Exercise objective >> Transcribe every entry word for word.

Material shown >>

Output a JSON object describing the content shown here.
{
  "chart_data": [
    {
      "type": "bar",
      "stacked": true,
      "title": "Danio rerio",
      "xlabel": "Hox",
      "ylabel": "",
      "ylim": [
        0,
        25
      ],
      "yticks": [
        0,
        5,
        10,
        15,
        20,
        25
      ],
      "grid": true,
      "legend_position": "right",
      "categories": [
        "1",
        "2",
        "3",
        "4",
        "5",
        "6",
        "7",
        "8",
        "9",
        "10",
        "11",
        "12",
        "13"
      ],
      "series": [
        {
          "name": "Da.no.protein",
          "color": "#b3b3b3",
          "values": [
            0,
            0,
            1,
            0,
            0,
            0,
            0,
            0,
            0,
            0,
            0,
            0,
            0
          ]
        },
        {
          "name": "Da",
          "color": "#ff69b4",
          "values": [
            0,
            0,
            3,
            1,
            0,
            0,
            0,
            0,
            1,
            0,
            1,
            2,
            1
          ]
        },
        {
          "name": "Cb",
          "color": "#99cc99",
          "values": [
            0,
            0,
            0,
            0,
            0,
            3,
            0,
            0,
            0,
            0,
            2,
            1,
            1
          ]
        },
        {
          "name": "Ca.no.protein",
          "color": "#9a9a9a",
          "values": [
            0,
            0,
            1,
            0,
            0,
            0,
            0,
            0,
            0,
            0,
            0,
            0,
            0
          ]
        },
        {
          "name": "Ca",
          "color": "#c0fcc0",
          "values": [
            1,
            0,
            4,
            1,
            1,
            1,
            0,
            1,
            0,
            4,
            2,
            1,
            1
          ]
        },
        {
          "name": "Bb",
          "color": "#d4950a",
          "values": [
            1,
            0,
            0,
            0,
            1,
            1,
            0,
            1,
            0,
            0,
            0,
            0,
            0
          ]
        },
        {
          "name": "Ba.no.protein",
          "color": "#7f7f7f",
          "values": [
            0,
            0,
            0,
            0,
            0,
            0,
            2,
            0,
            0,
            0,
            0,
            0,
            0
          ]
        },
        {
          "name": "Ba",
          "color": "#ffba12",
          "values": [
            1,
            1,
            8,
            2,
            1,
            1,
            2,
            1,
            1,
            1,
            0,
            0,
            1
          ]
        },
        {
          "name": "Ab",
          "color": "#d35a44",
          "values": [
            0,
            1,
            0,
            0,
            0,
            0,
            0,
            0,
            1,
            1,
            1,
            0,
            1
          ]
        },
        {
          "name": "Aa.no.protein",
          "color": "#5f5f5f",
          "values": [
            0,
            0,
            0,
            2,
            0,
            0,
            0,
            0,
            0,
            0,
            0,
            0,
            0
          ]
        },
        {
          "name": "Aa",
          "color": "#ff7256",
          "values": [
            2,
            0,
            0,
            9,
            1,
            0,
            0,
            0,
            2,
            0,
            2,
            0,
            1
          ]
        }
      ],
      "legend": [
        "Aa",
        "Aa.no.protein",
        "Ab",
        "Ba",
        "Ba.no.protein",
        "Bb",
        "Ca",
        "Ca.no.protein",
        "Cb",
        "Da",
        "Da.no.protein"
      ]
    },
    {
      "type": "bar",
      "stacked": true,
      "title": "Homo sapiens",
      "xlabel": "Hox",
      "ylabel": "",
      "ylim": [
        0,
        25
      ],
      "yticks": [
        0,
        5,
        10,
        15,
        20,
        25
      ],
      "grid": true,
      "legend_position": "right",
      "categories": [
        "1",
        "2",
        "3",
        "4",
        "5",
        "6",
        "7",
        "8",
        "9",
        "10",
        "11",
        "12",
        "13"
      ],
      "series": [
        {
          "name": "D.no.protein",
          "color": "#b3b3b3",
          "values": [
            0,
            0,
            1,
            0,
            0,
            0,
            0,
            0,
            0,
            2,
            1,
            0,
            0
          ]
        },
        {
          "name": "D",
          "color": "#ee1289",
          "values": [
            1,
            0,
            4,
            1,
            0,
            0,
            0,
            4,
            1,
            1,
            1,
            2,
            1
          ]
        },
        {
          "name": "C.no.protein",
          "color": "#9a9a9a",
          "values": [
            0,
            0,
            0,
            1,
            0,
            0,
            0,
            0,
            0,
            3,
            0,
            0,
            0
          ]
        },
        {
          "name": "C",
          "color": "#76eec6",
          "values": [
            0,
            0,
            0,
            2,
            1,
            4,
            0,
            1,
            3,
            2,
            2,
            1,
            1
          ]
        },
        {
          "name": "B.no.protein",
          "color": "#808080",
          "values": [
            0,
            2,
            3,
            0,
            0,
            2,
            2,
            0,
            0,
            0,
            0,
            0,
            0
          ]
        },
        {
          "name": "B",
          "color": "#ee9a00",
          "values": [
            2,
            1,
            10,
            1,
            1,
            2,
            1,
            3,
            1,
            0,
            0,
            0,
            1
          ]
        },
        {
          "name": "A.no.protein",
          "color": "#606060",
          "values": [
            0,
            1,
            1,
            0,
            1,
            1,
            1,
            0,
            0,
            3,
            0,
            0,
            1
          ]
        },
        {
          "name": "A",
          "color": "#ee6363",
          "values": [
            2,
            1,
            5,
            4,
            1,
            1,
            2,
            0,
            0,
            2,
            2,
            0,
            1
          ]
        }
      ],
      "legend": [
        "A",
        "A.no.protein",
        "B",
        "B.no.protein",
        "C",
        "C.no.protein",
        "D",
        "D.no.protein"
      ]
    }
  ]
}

Your response >>
Output a JSON object describing the content shown here.
{
  "chart_data": [
    {
      "type": "bar",
      "stacked": true,
      "title": "Danio rerio",
      "xlabel": "Hox",
      "ylabel": "",
      "ylim": [
        0,
        25
      ],
      "yticks": [
        0,
        5,
        10,
        15,
        20,
        25
      ],
      "grid": true,
      "legend_position": "right",
      "categories": [
        "1",
        "2",
        "3",
        "4",
        "5",
        "6",
        "7",
        "8",
        "9",
        "10",
        "11",
        "12",
        "13"
      ],
      "series": [
        {
          "name": "Da.no.protein",
          "color": "#b3b3b3",
          "values": [
            0,
            0,
            1,
            0,
            0,
            0,
            0,
            0,
            0,
            0,
            0,
            0,
            0
          ]
        },
        {
          "name": "Da",
          "color": "#ff69b4",
          "values": [
            0,
            0,
            3,
            1,
            0,
            0,
            0,
            0,
            1,
            0,
            1,
            2,
            1
          ]
        },
        {
          "name": "Cb",
          "color": "#99cc99",
          "values": [
            0,
            0,
            0,
            0,
            0,
            3,
            0,
            0,
            0,
            0,
            2,
            1,
            1
          ]
        },
        {
          "name": "Ca.no.protein",
          "color": "#9a9a9a",
          "values": [
            0,
            0,
            1,
            0,
            0,
            0,
            0,
            0,
            0,
            0,
            0,
            0,
            0
          ]
        },
        {
          "name": "Ca",
          "color": "#c0fcc0",
          "values": [
            1,
            0,
            4,
            1,
            1,
            1,
            0,
            1,
            0,
            4,
            2,
            1,
            1
          ]
        },
        {
          "name": "Bb",
          "color": "#d4950a",
          "values": [
            1,
            0,
            0,
            0,
            1,
            1,
            0,
            1,
            0,
            0,
            0,
            0,
            0
          ]
        },
        {
          "name": "Ba.no.protein",
          "color": "#7f7f7f",
          "values": [
            0,
            0,
            0,
            0,
            0,
            0,
            2,
            0,
            0,
            0,
            0,
            0,
            0
          ]
        },
        {
          "name": "Ba",
          "color": "#ffba12",
          "values": [
            1,
            1,
            8,
            2,
            1,
            1,
            2,
            1,
            1,
            1,
            0,
            0,
            1
          ]
        },
        {
          "name": "Ab",
          "color": "#d35a44",
          "values": [
            0,
            1,
            0,
            0,
            0,
            0,
            0,
            0,
            1,
            1,
            1,
            0,
            1
          ]
        },
        {
          "name": "Aa.no.protein",
          "color": "#5f5f5f",
          "values": [
            0,
            0,
            0,
            2,
            0,
            0,
            0,
            0,
            0,
            0,
            0,
            0,
            0
          ]
        },
        {
          "name": "Aa",
          "color": "#ff7256",
          "values": [
            2,
            0,
            0,
            9,
            1,
            0,
            0,
            0,
            2,
            0,
            2,
            0,
            1
          ]
        }
      ],
      "legend": [
        "Aa",
        "Aa.no.protein",
        "Ab",
        "Ba",
        "Ba.no.protein",
        "Bb",
        "Ca",
        "Ca.no.protein",
        "Cb",
        "Da",
        "Da.no.protein"
      ]
    },
    {
      "type": "bar",
      "stacked": true,
      "title": "Homo sapiens",
      "xlabel": "Hox",
      "ylabel": "",
      "ylim": [
        0,
        25
      ],
      "yticks": [
        0,
        5,
        10,
        15,
        20,
        25
      ],
      "grid": true,
      "legend_position": "right",
      "categories": [
        "1",
        "2",
        "3",
        "4",
        "5",
        "6",
        "7",
        "8",
        "9",
        "10",
        "11",
        "12",
        "13"
      ],
      "series": [
        {
          "name": "D.no.protein",
          "color": "#b3b3b3",
          "values": [
            0,
            0,
            1,
            0,
            0,
            0,
            0,
            0,
            0,
            2,
            1,
            0,
            0
          ]
        },
        {
          "name": "D",
          "color": "#ee1289",
          "values": [
            1,
            0,
            4,
            1,
            0,
            0,
            0,
            4,
            1,
            1,
            1,
            2,
            1
          ]
        },
        {
          "name": "C.no.protein",
          "color": "#9a9a9a",
          "values": [
            0,
            0,
            0,
            1,
            0,
            0,
            0,
            0,
            0,
            3,
            0,
            0,
            0
          ]
        },
        {
          "name": "C",
          "color": "#76eec6",
          "values": [
            0,
            0,
            0,
            2,
            1,
            4,
            0,
            1,
            3,
            2,
            2,
            1,
            1
          ]
        },
        {
          "name": "B.no.protein",
          "color": "#808080",
          "values": [
            0,
            2,
            3,
            0,
            0,
            2,
            2,
            0,
            0,
            0,
            0,
            0,
            0
          ]
        },
        {
          "name": "B",
          "color": "#ee9a00",
          "values": [
            2,
            1,
            10,
            1,
            1,
            2,
            1,
            3,
            1,
            0,
            0,
            0,
            1
          ]
        },
        {
          "name": "A.no.protein",
          "color": "#606060",
          "values": [
            0,
            1,
            1,
            0,
            1,
            1,
            1,
            0,
            0,
            3,
            0,
            0,
            1
          ]
        },
        {
          "name": "A",
          "color": "#ee6363",
          "values": [
            2,
            1,
            5,
            4,
            1,
            1,
            2,
            0,
            0,
            2,
            2,
            0,
            1
          ]
        }
      ],
      "legend": [
        "A",
        "A.no.protein",
        "B",
        "B.no.protein",
        "C",
        "C.no.protein",
        "D",
        "D.no.protein"
      ]
    }
  ]
}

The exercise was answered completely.